[List of tasks]:
1. In the passage on attorneys' fees below, transcribe word for word the stretch starting at "Here, on behalf" and ending at "Removal ¶¶ 21-23, 25-28).".
2. According to the passage on attorneys' fees below, what amount of attorneys' fees do plaintiffs assert had accrued as of the time of removal?

Here, on behalf of plaintiff Molly Vongchan ("Vongchan"), plaintiffs seek damages in the amount of $59,000, as well as an award of attorneys' fees (see Compl., prayer for relief, ¶¶ B, E), and defendant, in its notice of removal, has sufficiently shown it is reasonable to anticipate Vongchan will receive an award of attorneys' fees in excess of $16,000 if she were to prevail on the merits (see Notice of Removal ¶¶ 21-23, 25-28).
A "prevailing plaintiff" under § 17529.5 is entitled to "reasonable attorney's fees." See Cal. Bus. & Prof. Code § 17529.5(b)(1)(C). --------
Plaintiffs argue that, in determining the amount in controversy in a removed action, a court should only consider the amount of attorneys' fees that had accrued as of the time of removal, which amount plaintiffs assert was $5733. (See Harker Decl. ¶ 2.)

[Dataset section]:
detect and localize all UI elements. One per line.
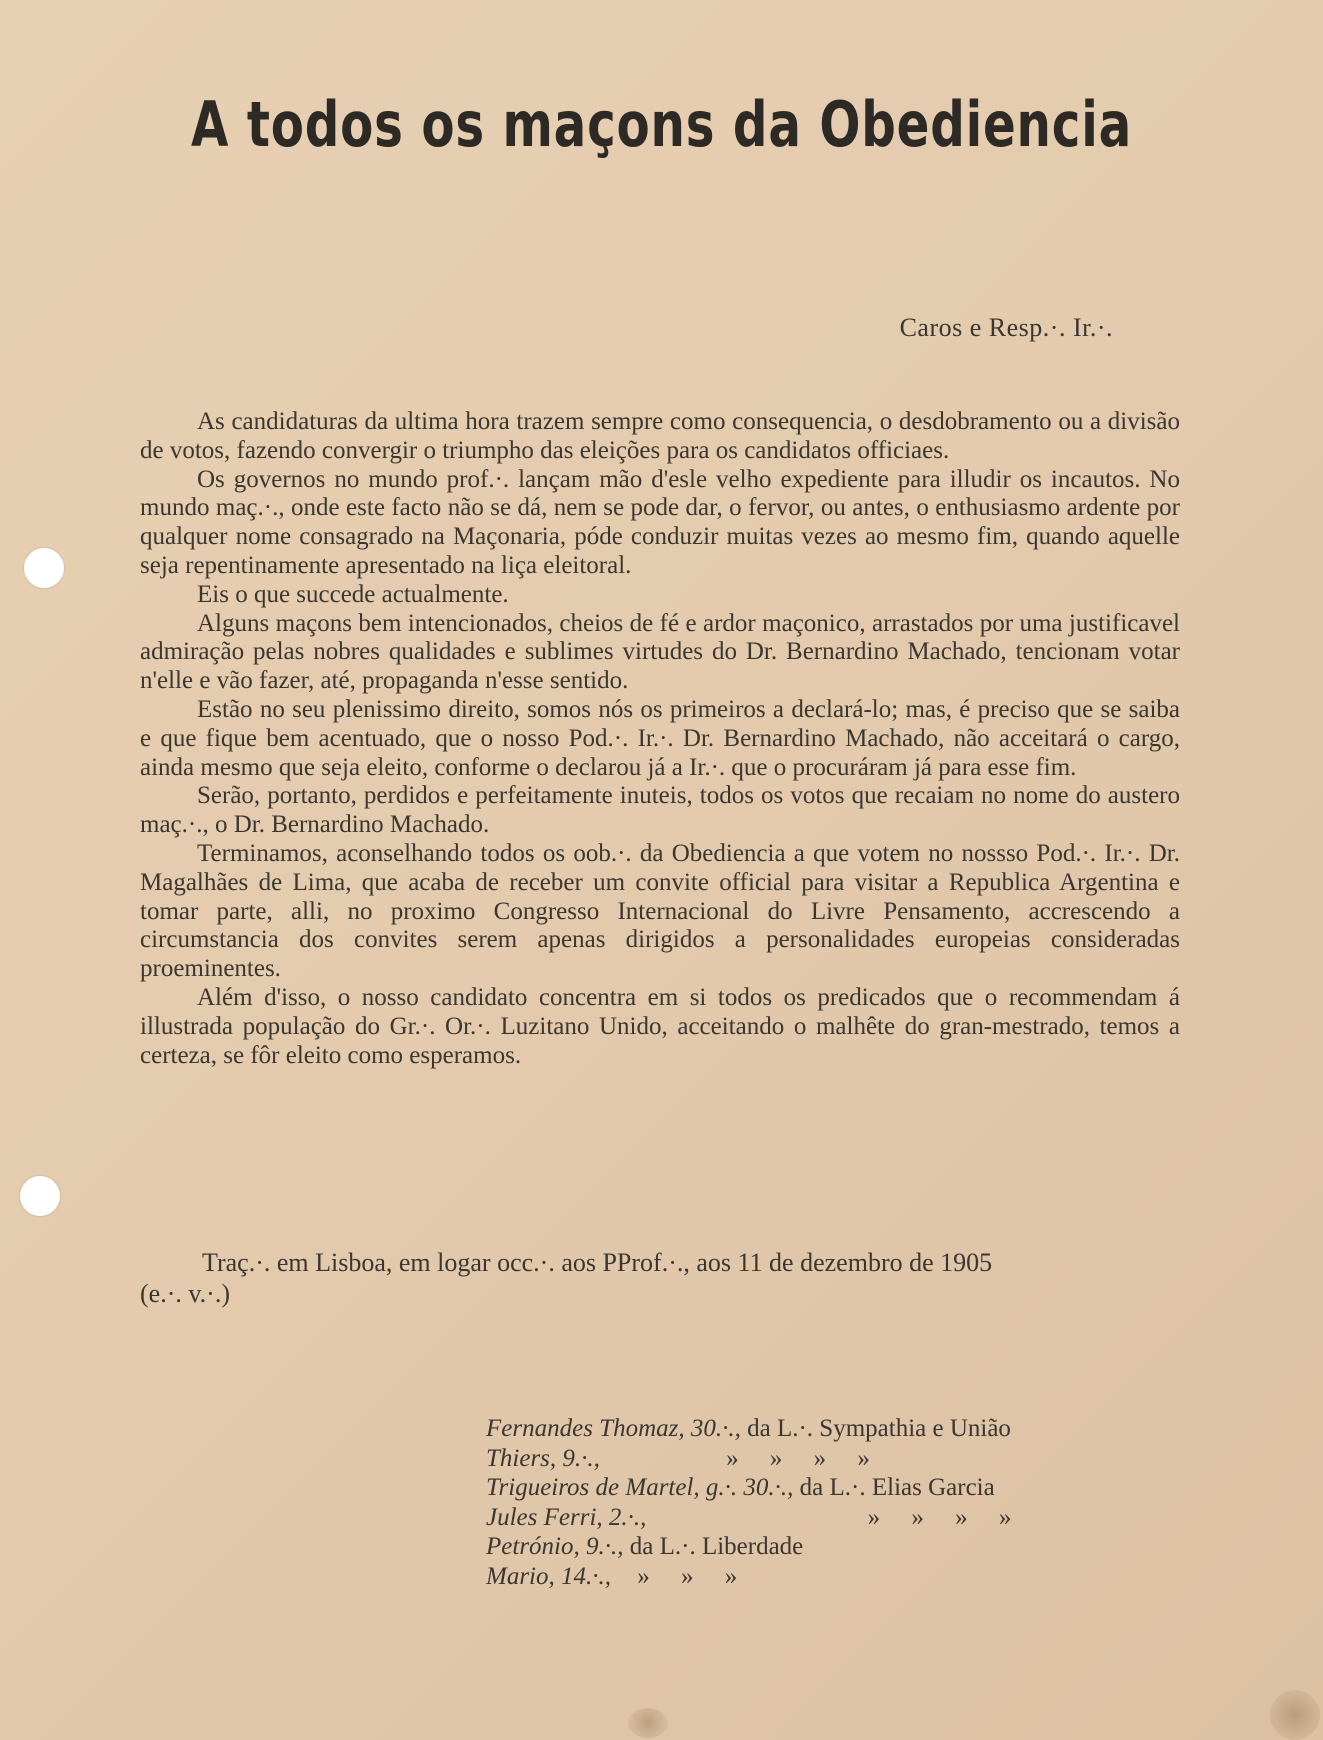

[Full answers]:
1.
Here, on behalf of plaintiff Molly Vongchan ("Vongchan"), plaintiffs seek damages in the amount of $59,000, as well as an award of attorneys' fees (see Compl., prayer for relief, ¶¶ B, E), and defendant, in its notice of removal, has sufficiently shown it is reasonable to anticipate Vongchan will receive an award of attorneys' fees in excess of $16,000 if she were to prevail on the merits (see Notice of Removal ¶¶ 21-23, 25-28).

2. $5733